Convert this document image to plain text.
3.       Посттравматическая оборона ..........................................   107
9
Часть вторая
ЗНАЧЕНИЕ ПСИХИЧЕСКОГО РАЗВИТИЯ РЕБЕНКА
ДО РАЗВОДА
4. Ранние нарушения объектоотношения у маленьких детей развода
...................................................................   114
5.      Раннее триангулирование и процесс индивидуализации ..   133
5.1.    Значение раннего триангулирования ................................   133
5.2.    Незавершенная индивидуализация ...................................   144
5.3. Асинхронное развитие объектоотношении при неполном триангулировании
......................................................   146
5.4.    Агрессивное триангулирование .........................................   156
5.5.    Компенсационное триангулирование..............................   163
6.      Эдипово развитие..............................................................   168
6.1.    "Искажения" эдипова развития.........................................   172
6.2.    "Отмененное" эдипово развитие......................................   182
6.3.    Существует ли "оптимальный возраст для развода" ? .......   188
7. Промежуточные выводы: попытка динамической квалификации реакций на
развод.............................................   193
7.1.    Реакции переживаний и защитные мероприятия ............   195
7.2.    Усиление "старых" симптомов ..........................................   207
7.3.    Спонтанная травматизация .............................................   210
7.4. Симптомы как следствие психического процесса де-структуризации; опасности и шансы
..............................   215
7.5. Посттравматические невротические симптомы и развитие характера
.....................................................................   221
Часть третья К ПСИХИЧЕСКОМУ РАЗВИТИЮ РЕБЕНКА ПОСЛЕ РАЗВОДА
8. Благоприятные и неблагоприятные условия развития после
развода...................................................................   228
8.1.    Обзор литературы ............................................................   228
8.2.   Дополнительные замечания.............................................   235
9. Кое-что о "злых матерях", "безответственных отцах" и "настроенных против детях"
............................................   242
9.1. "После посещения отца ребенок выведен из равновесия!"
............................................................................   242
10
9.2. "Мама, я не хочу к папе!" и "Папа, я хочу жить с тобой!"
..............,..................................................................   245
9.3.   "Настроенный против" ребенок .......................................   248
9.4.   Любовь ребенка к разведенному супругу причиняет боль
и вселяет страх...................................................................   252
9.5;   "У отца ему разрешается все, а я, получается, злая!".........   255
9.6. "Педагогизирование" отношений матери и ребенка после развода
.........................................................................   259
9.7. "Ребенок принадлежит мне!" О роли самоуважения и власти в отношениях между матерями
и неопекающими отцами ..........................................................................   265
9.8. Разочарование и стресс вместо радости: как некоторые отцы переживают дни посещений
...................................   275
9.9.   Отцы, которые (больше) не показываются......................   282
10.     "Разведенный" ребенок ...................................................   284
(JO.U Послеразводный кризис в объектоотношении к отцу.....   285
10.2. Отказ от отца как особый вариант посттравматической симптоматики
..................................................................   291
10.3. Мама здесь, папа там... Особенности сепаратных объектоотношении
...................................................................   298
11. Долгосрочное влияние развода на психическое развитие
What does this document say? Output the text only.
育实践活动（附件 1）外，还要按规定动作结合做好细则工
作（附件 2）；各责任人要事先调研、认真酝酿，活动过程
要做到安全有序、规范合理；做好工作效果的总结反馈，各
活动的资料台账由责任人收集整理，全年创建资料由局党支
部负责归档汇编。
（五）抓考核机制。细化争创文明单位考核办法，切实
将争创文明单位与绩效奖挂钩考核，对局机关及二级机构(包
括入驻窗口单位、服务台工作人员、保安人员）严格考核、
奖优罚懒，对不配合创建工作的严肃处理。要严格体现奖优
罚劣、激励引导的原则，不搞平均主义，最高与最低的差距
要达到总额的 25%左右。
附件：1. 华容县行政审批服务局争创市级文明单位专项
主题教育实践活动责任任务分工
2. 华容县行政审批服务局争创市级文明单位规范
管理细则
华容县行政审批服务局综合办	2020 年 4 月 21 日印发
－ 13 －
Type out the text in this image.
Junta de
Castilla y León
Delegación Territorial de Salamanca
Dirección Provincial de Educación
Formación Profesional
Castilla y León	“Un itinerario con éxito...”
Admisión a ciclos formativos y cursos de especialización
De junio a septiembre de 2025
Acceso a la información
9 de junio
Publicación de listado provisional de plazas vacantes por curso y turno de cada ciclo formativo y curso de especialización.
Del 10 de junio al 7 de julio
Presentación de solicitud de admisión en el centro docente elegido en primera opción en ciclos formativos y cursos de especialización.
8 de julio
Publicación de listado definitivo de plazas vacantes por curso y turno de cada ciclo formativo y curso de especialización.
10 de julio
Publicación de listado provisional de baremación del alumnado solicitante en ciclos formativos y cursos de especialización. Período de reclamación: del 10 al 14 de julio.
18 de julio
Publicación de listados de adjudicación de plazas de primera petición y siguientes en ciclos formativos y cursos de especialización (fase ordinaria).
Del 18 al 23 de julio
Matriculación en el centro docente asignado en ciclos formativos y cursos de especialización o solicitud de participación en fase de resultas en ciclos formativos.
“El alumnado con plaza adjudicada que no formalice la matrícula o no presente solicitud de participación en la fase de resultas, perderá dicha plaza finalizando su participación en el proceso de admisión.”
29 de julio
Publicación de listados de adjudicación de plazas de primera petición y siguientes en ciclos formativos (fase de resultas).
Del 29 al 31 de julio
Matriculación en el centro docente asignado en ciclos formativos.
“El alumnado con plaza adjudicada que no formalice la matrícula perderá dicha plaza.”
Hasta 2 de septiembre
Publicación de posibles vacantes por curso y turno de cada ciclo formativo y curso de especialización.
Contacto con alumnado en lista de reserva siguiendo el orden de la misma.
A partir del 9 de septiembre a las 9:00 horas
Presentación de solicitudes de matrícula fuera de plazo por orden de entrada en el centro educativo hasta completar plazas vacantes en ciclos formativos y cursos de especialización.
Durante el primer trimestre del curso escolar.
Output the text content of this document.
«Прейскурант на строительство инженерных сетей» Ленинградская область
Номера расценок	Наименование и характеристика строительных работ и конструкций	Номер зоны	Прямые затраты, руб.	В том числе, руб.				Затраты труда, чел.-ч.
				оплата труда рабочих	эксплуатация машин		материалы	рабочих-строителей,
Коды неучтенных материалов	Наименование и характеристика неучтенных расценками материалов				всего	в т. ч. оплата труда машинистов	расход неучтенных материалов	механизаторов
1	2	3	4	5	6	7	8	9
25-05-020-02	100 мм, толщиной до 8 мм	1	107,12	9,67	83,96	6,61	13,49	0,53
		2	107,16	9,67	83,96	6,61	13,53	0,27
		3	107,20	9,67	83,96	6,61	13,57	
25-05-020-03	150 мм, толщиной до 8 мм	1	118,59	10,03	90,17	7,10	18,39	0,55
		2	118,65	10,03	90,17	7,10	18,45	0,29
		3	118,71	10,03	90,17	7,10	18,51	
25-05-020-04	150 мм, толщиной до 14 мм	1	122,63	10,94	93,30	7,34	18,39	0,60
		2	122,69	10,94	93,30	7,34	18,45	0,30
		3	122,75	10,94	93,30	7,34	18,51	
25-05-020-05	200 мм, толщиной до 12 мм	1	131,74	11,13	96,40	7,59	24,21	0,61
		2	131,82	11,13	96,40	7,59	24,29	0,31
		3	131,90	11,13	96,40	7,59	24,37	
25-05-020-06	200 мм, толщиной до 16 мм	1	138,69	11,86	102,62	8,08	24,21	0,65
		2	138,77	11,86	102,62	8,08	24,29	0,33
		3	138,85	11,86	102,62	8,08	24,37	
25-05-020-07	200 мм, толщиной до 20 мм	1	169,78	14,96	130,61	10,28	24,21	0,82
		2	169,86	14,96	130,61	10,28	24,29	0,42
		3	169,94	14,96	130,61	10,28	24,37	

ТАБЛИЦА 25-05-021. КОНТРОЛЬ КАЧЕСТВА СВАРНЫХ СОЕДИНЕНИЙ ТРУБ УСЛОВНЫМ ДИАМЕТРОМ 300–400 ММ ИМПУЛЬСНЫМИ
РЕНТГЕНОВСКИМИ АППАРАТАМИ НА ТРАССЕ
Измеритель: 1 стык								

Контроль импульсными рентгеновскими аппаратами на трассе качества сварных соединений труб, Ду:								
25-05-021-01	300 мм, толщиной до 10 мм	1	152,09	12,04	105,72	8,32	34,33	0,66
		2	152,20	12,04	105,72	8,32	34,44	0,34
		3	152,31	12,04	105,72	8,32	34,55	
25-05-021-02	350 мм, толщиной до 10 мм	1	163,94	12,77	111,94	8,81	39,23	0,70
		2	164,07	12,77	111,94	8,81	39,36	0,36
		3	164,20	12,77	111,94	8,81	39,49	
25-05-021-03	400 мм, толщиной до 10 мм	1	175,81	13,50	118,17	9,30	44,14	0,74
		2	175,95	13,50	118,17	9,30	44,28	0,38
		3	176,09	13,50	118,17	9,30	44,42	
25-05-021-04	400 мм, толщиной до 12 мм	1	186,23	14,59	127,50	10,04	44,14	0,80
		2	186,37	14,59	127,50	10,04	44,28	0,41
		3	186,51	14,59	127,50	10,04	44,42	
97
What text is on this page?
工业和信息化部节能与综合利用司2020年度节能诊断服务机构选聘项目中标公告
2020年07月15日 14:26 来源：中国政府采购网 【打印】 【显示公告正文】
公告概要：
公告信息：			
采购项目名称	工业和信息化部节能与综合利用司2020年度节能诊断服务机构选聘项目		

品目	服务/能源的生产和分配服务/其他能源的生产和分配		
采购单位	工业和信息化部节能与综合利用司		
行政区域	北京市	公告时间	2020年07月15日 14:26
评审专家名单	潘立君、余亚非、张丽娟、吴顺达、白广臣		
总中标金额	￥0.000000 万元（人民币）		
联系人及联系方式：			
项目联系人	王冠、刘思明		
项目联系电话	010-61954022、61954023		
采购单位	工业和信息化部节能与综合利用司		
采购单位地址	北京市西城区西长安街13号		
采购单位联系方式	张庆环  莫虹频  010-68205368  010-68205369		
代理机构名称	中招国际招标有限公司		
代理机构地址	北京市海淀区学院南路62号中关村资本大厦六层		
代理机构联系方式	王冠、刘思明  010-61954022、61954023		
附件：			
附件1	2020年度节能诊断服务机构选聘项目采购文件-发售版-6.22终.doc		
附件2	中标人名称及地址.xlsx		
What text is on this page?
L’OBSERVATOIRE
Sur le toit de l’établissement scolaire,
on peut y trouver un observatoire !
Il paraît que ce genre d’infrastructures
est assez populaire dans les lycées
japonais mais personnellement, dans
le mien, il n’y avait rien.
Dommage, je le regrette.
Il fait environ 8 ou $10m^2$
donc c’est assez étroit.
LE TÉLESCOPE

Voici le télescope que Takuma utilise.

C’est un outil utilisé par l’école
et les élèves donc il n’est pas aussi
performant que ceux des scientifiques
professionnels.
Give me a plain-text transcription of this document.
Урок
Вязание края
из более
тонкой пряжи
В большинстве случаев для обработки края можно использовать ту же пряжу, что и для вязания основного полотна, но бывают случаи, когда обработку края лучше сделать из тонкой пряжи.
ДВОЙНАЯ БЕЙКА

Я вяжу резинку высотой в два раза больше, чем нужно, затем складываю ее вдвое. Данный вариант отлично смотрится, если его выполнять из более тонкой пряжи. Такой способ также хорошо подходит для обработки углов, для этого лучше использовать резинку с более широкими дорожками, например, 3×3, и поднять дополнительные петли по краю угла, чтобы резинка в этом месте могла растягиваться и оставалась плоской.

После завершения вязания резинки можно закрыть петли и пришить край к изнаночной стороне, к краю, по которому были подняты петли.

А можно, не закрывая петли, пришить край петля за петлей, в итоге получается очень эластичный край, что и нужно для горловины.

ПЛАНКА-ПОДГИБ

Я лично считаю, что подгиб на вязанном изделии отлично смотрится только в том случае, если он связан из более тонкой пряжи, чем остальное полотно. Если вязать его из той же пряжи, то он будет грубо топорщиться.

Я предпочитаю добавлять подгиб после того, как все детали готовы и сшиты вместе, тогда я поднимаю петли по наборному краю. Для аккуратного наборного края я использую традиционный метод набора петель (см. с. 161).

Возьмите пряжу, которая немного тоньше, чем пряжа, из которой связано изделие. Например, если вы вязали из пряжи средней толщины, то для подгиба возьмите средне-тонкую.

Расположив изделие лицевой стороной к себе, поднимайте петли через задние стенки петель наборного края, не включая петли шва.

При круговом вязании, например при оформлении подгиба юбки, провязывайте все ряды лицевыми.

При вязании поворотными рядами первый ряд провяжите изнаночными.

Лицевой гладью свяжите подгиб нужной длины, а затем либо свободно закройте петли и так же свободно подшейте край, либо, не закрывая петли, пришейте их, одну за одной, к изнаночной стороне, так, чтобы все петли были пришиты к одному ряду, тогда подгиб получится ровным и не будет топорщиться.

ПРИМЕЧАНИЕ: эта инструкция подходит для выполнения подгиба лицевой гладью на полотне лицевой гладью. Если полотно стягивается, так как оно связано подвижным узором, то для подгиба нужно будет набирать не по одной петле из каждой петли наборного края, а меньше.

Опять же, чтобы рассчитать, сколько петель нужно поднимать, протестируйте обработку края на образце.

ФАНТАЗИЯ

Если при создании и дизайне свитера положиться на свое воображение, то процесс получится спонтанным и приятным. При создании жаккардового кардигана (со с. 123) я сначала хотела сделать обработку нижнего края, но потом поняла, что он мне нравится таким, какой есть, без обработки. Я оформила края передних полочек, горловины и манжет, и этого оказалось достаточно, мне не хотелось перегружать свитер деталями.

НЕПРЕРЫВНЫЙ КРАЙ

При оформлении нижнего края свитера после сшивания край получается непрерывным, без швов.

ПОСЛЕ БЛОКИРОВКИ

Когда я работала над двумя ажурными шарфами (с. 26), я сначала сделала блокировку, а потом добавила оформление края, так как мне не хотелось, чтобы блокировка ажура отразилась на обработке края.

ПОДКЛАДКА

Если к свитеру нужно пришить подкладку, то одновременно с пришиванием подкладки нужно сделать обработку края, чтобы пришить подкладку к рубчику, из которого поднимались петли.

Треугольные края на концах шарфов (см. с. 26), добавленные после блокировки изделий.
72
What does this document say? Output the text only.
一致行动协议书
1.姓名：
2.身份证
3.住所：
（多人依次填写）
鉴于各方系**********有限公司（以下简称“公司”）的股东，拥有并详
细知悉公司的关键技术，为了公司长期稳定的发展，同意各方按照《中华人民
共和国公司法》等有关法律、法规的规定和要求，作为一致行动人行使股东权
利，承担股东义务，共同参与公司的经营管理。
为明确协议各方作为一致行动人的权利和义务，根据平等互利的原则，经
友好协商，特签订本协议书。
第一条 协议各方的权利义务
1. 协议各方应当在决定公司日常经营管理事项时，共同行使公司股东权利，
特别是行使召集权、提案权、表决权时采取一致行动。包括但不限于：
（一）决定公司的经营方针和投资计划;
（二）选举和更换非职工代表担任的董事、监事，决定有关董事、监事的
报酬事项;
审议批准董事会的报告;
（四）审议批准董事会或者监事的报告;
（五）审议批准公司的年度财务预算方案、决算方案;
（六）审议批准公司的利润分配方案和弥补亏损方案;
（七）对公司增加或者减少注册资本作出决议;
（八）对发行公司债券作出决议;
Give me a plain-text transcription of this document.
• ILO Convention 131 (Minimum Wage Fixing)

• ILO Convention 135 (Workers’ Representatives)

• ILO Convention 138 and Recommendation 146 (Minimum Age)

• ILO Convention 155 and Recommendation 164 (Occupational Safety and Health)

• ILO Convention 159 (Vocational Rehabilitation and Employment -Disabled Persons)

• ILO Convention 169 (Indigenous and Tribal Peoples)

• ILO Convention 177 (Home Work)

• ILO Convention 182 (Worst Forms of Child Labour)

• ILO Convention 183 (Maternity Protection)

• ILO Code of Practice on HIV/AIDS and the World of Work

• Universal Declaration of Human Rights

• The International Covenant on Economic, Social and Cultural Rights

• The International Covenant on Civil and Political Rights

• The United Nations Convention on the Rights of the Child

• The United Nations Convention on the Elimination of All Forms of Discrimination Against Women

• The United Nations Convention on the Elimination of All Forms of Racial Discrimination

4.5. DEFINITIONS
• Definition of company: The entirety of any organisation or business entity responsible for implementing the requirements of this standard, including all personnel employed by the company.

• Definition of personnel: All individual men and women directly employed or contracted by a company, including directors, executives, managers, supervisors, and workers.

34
· · · · · · ·
_What you have to do_:
Working from the material above, state how many lines contain "adjudicación"; give only the number.

_Full output_:
2